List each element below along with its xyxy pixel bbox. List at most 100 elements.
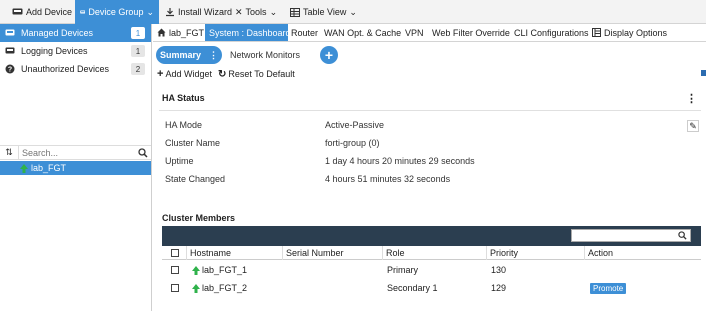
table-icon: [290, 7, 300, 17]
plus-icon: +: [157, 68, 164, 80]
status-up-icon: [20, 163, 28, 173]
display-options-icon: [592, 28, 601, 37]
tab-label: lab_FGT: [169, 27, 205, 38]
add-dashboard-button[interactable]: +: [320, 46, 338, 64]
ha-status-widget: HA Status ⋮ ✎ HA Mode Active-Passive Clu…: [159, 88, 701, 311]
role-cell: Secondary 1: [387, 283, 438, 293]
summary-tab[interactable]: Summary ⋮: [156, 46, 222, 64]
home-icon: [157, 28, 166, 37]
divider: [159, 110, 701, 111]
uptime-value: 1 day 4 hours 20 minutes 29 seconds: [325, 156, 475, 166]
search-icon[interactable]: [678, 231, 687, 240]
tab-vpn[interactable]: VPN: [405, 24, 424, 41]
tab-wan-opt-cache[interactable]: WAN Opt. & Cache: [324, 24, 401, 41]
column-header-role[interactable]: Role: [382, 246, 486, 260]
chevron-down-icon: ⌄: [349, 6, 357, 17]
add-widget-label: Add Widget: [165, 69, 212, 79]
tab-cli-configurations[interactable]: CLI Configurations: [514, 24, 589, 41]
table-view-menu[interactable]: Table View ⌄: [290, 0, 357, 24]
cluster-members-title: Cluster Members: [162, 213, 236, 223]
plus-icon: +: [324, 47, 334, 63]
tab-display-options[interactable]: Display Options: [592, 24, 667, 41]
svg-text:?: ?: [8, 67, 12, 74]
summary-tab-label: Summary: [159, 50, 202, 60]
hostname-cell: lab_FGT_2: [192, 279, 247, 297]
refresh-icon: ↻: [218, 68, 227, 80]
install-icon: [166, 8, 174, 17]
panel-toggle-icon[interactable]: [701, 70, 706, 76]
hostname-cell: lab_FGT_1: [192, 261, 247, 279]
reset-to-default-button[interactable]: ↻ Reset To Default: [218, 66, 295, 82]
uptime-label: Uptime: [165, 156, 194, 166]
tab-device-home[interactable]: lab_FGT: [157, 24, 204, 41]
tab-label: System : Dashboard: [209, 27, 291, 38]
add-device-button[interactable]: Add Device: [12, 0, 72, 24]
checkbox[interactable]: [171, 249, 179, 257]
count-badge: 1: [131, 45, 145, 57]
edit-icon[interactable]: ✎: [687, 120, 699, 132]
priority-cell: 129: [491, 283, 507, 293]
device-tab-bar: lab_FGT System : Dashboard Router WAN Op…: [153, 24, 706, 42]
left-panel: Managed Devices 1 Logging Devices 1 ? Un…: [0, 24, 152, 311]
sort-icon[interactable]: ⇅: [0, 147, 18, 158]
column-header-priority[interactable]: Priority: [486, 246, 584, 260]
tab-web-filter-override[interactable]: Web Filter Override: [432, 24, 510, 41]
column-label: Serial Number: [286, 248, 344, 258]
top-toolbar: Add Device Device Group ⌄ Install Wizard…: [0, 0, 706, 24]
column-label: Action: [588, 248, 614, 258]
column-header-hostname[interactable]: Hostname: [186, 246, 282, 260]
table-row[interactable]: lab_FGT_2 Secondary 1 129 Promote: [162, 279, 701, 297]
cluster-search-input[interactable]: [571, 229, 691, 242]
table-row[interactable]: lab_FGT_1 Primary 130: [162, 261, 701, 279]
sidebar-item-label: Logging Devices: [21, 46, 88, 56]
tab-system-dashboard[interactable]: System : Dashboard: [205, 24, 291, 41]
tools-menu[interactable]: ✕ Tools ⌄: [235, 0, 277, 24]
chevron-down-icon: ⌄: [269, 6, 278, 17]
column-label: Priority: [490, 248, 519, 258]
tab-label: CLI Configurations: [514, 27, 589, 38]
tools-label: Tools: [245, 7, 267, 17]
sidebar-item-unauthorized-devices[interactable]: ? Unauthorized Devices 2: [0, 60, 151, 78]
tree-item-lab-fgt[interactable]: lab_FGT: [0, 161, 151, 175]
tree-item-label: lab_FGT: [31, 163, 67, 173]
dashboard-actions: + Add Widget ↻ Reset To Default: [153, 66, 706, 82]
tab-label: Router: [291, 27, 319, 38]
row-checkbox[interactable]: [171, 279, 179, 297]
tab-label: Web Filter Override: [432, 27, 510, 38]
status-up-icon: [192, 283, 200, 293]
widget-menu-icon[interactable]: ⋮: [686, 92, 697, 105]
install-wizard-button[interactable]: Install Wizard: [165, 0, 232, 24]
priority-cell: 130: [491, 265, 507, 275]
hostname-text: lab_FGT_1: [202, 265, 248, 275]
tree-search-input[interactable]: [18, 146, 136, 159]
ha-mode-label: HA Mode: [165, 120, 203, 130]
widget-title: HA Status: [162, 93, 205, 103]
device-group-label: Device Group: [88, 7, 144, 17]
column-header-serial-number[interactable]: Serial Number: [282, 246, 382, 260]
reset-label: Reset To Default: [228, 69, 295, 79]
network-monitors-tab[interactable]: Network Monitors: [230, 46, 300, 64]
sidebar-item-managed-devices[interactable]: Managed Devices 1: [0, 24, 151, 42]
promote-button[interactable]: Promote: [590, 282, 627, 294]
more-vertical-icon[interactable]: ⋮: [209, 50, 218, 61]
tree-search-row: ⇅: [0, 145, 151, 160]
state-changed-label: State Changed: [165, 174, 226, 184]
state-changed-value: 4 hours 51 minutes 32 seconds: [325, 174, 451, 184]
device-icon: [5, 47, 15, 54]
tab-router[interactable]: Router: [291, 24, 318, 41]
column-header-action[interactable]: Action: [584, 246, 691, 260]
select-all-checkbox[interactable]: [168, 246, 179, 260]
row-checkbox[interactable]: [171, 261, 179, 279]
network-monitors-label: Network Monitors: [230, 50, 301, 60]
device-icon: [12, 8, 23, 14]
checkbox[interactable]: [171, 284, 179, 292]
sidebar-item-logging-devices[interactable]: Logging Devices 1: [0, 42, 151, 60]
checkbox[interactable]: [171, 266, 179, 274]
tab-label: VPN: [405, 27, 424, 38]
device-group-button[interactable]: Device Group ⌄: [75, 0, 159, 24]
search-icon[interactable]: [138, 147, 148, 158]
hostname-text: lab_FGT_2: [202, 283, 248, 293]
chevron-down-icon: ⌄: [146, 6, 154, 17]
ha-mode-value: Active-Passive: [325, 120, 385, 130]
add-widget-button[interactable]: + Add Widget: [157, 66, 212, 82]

····················

Reproduce the records from the line with "table-icon: [290, 7, 300, 17]" up to and including the line with "table-view-menu[interactable]: Table View", substituting "Primary" for "Secondary" and leaving everything else unchanged.

> _The output_:
table-icon: [290, 7, 300, 17]
plus-icon: +: [157, 68, 164, 80]
status-up-icon: [20, 163, 28, 173]
display-options-icon: [592, 28, 601, 37]
tab-label: lab_FGT: [169, 27, 205, 38]
add-dashboard-button[interactable]: +: [320, 46, 338, 64]
ha-status-widget: HA Status ⋮ ✎ HA Mode Active-Passive Clu…: [159, 88, 701, 311]
role-cell: Primary 1: [387, 283, 438, 293]
summary-tab[interactable]: Summary ⋮: [156, 46, 222, 64]
home-icon: [157, 28, 166, 37]
divider: [159, 110, 701, 111]
uptime-value: 1 day 4 hours 20 minutes 29 seconds: [325, 156, 475, 166]
search-icon[interactable]: [678, 231, 687, 240]
tab-vpn[interactable]: VPN: [405, 24, 424, 41]
tab-wan-opt-cache[interactable]: WAN Opt. & Cache: [324, 24, 401, 41]
column-header-role[interactable]: Role: [382, 246, 486, 260]
chevron-down-icon: ⌄: [349, 6, 357, 17]
add-widget-label: Add Widget: [165, 69, 212, 79]
tab-cli-configurations[interactable]: CLI Configurations: [514, 24, 589, 41]
table-view-menu[interactable]: Table View ⌄: [290, 0, 357, 24]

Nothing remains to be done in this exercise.